Stored entries:

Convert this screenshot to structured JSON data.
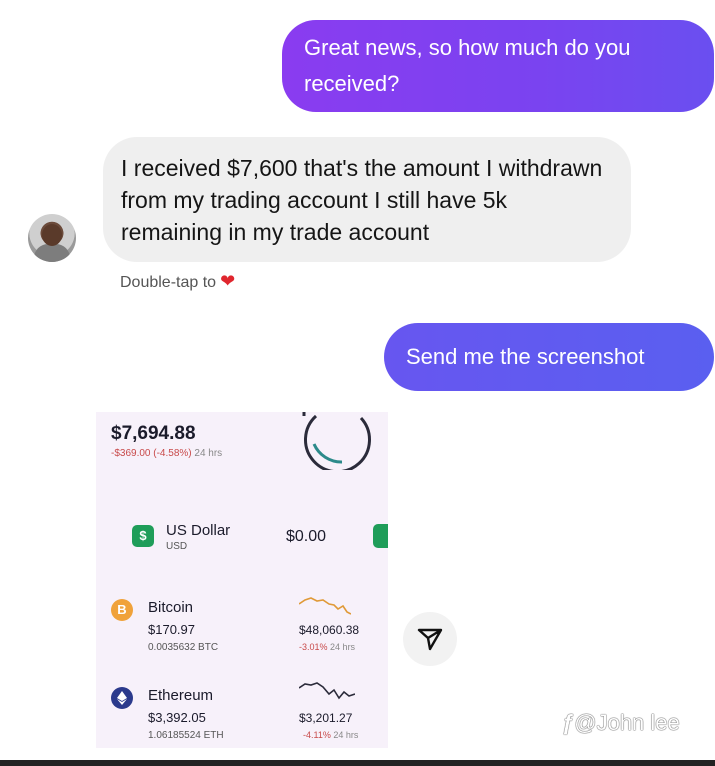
{
  "messages": {
    "msg1": "Great news, so how much do you received?",
    "msg2": "I received $7,600 that's the amount I withdrawn from my trading account I still have 5k remaining in my trade account",
    "hint": "Double-tap to",
    "msg3": "Send me the screenshot"
  },
  "wallet": {
    "total": "$7,694.88",
    "change": "-$369.00 (-4.58%)",
    "change_period": "24 hrs",
    "usd": {
      "name": "US Dollar",
      "sub": "USD",
      "balance": "$0.00",
      "icon": "$"
    },
    "bitcoin": {
      "name": "Bitcoin",
      "value": "$170.97",
      "amount": "0.0035632 BTC",
      "price": "$48,060.38",
      "pct": "-3.01%",
      "period": "24 hrs",
      "icon": "B"
    },
    "ethereum": {
      "name": "Ethereum",
      "value": "$3,392.05",
      "amount": "1.06185524 ETH",
      "price": "$3,201.27",
      "pct": "-4.11%",
      "period": "24 hrs"
    }
  },
  "watermark": "@John lee",
  "colors": {
    "bubble_purple": "#7a43f0",
    "bubble_blue": "#5a5ff0",
    "heart": "#e0262e",
    "usd_green": "#1f9d59",
    "btc_orange": "#f0a23a",
    "eth_navy": "#2b3a8c",
    "loss_red": "#c84a4a"
  },
  "icons": {
    "heart": "heart-icon",
    "send": "send-icon",
    "avatar": "avatar"
  }
}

Brief: All of the lines above should be retyped precisely, apart from the pictures.

Answer to this problem:
Convert this screenshot to structured JSON data.
{
  "messages": {
    "msg1": "Great news, so how much do you received?",
    "msg2": "I received $7,600 that's the amount I withdrawn from my trading account I still have 5k remaining in my trade account",
    "hint": "Double-tap to",
    "msg3": "Send me the screenshot"
  },
  "wallet": {
    "total": "$7,694.88",
    "change": "-$369.00 (-4.58%)",
    "change_period": "24 hrs",
    "usd": {
      "name": "US Dollar",
      "sub": "USD",
      "balance": "$0.00",
      "icon": "$"
    },
    "bitcoin": {
      "name": "Bitcoin",
      "value": "$170.97",
      "amount": "0.0035632 BTC",
      "price": "$48,060.38",
      "pct": "-3.01%",
      "period": "24 hrs",
      "icon": "B"
    },
    "ethereum": {
      "name": "Ethereum",
      "value": "$3,392.05",
      "amount": "1.06185524 ETH",
      "price": "$3,201.27",
      "pct": "-4.11%",
      "period": "24 hrs"
    }
  },
  "watermark": "@John lee",
  "colors": {
    "bubble_purple": "#7a43f0",
    "bubble_blue": "#5a5ff0",
    "heart": "#e0262e",
    "usd_green": "#1f9d59",
    "btc_orange": "#f0a23a",
    "eth_navy": "#2b3a8c",
    "loss_red": "#c84a4a"
  },
  "icons": {
    "heart": "heart-icon",
    "send": "send-icon",
    "avatar": "avatar"
  }
}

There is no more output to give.